• **Instruction**:
With the pictures omitted, write out the entries that follow exactly as they stand.

─── Input for this task ───

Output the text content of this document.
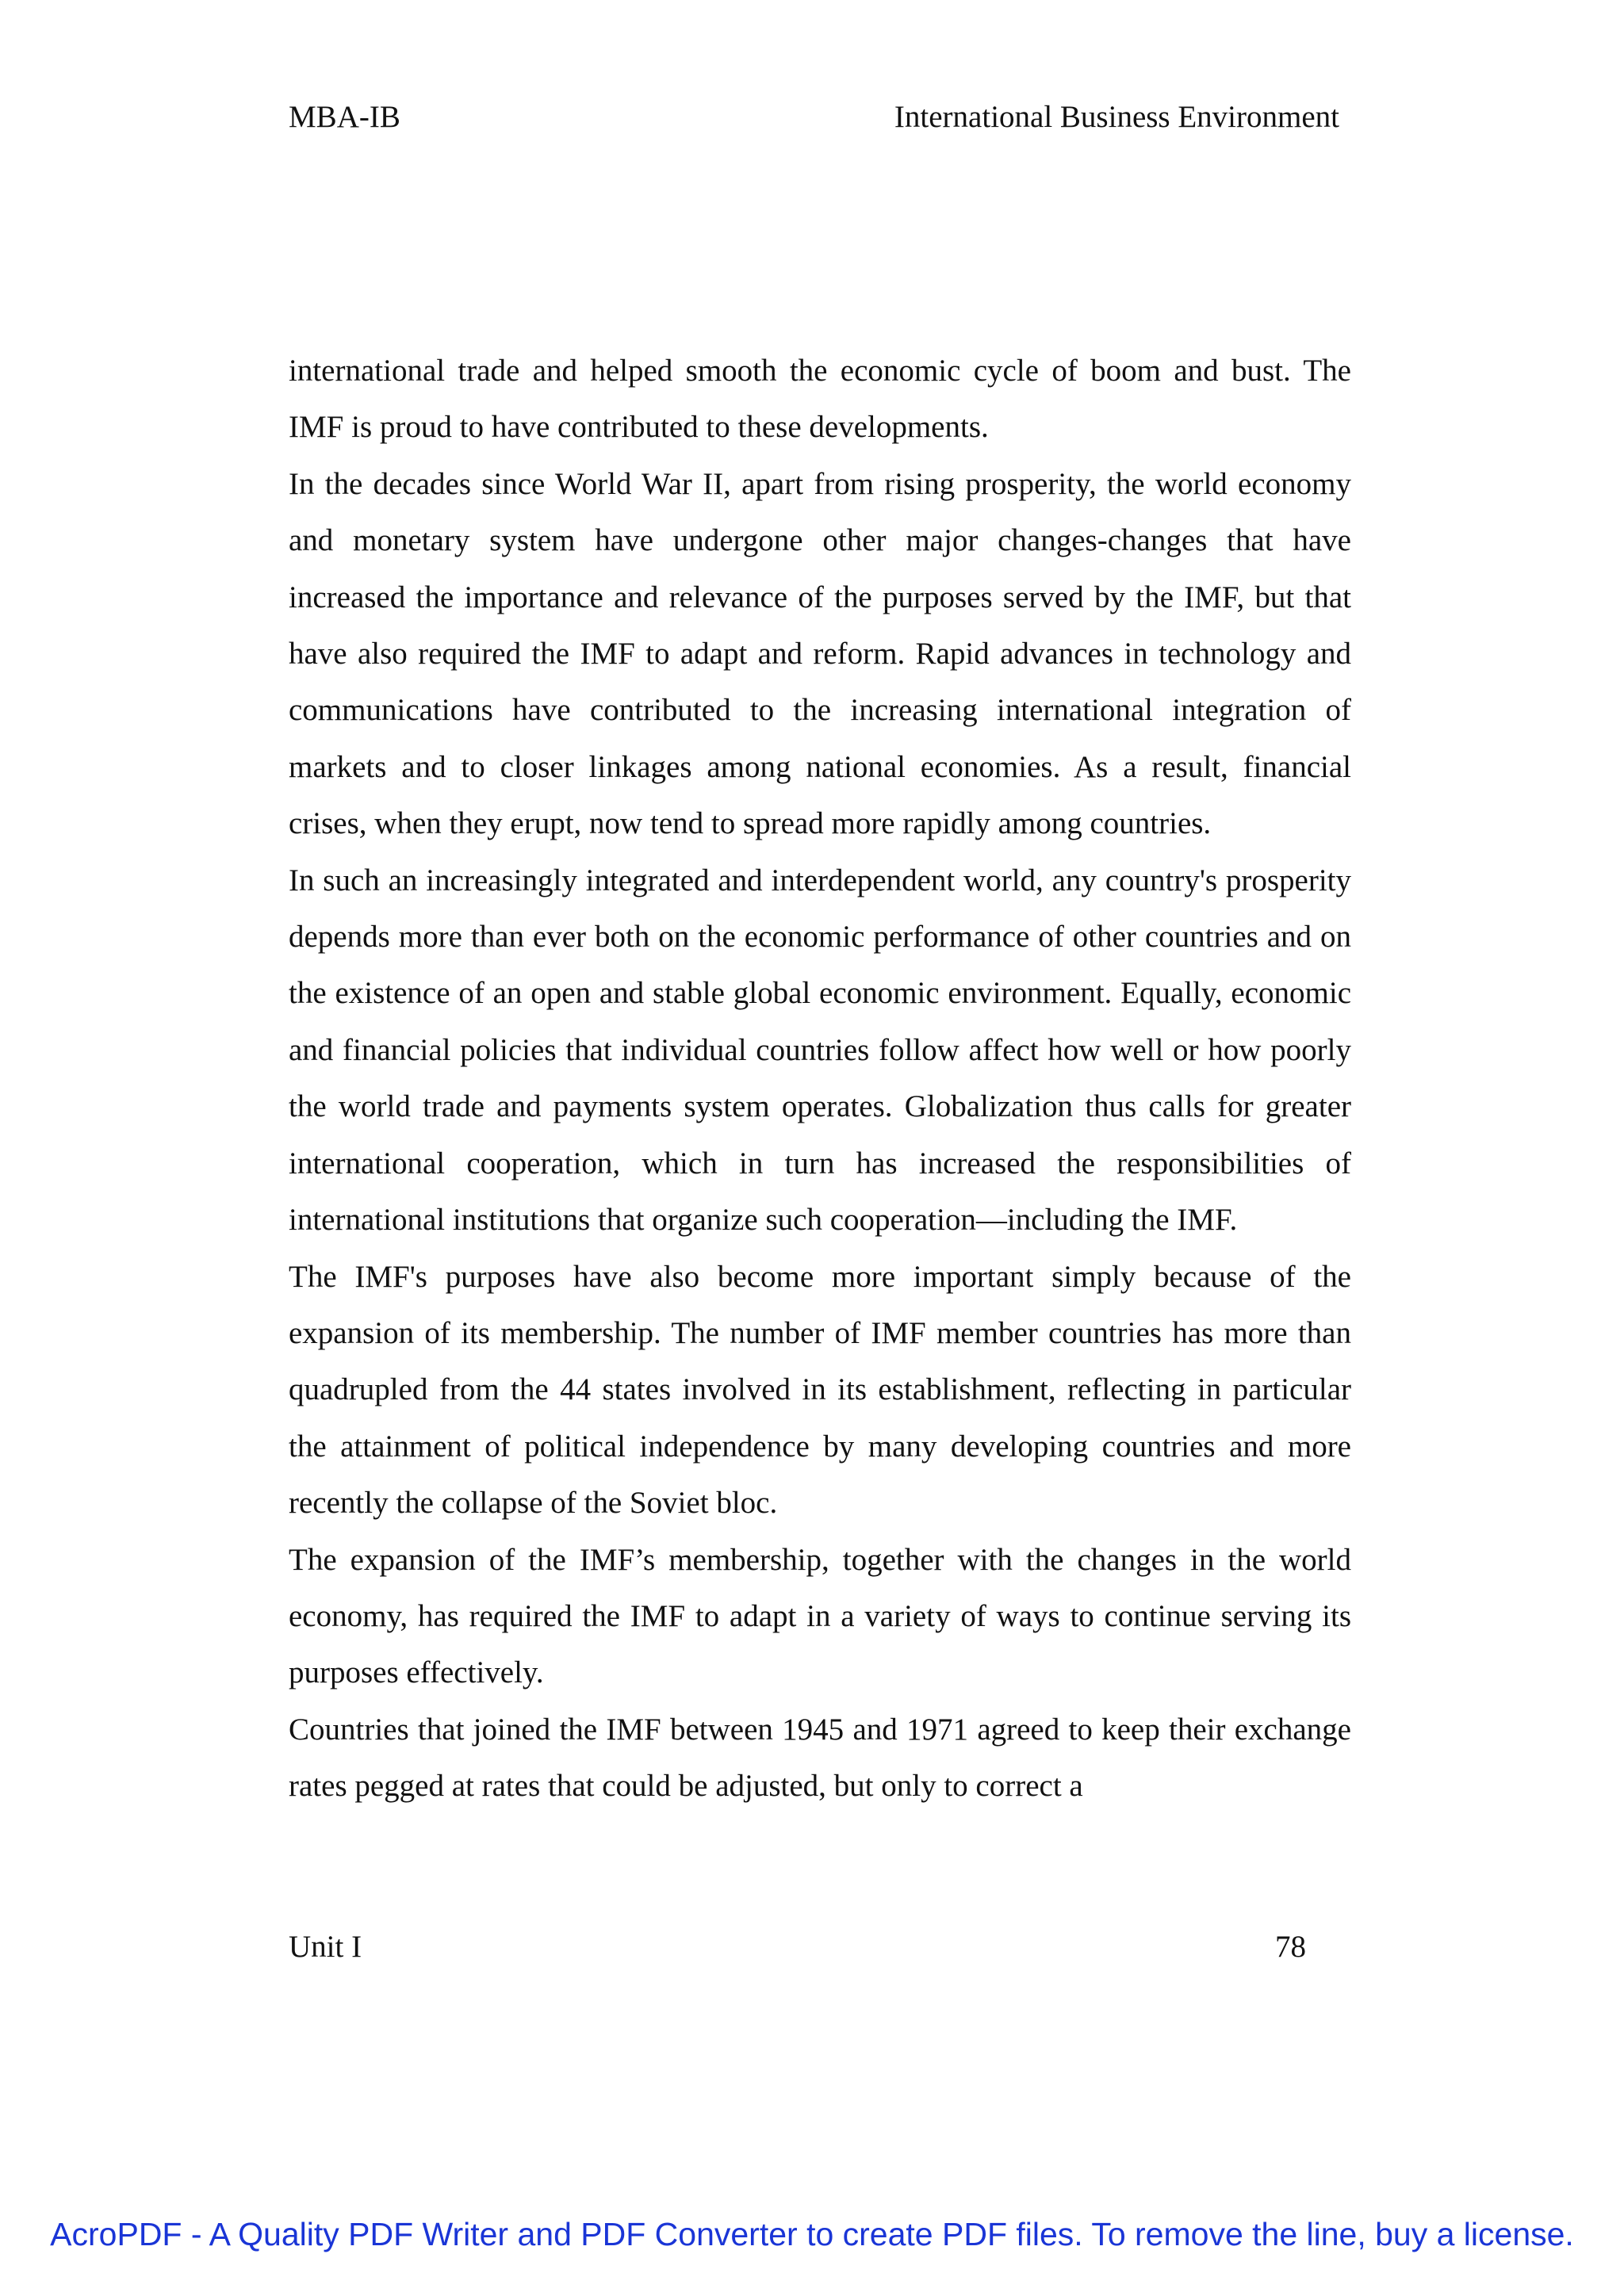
MBA-IB	International Business Environment

international trade and helped smooth the economic cycle of boom and bust. The IMF is proud to have contributed to these developments.

In the decades since World War II, apart from rising prosperity, the world economy and monetary system have undergone other major changes-changes that have increased the importance and relevance of the purposes served by the IMF, but that have also required the IMF to adapt and reform. Rapid advances in technology and communications have contributed to the increasing international integration of markets and to closer linkages among national economies. As a result, financial crises, when they erupt, now tend to spread more rapidly among countries.

In such an increasingly integrated and interdependent world, any country's prosperity depends more than ever both on the economic performance of other countries and on the existence of an open and stable global economic environment. Equally, economic and financial policies that individual countries follow affect how well or how poorly the world trade and payments system operates. Globalization thus calls for greater international cooperation, which in turn has increased the responsibilities of international institutions that organize such cooperation—including the IMF.

The IMF's purposes have also become more important simply because of the expansion of its membership. The number of IMF member countries has more than quadrupled from the 44 states involved in its establishment, reflecting in particular the attainment of political independence by many developing countries and more recently the collapse of the Soviet bloc.

The expansion of the IMF’s membership, together with the changes in the world economy, has required the IMF to adapt in a variety of ways to continue serving its purposes effectively.

Countries that joined the IMF between 1945 and 1971 agreed to keep their exchange rates pegged at rates that could be adjusted, but only to correct a

Unit I	78
AcroPDF - A Quality PDF Writer and PDF Converter to create PDF files. To remove the line, buy a license.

───

• **Written solution**:
Output the text content of this document.
MBA-IB	International Business Environment

international trade and helped smooth the economic cycle of boom and bust. The IMF is proud to have contributed to these developments.

In the decades since World War II, apart from rising prosperity, the world economy and monetary system have undergone other major changes-changes that have increased the importance and relevance of the purposes served by the IMF, but that have also required the IMF to adapt and reform. Rapid advances in technology and communications have contributed to the increasing international integration of markets and to closer linkages among national economies. As a result, financial crises, when they erupt, now tend to spread more rapidly among countries.

In such an increasingly integrated and interdependent world, any country's prosperity depends more than ever both on the economic performance of other countries and on the existence of an open and stable global economic environment. Equally, economic and financial policies that individual countries follow affect how well or how poorly the world trade and payments system operates. Globalization thus calls for greater international cooperation, which in turn has increased the responsibilities of international institutions that organize such cooperation—including the IMF.

The IMF's purposes have also become more important simply because of the expansion of its membership. The number of IMF member countries has more than quadrupled from the 44 states involved in its establishment, reflecting in particular the attainment of political independence by many developing countries and more recently the collapse of the Soviet bloc.

The expansion of the IMF’s membership, together with the changes in the world economy, has required the IMF to adapt in a variety of ways to continue serving its purposes effectively.

Countries that joined the IMF between 1945 and 1971 agreed to keep their exchange rates pegged at rates that could be adjusted, but only to correct a

Unit I	78
AcroPDF - A Quality PDF Writer and PDF Converter to create PDF files. To remove the line, buy a license.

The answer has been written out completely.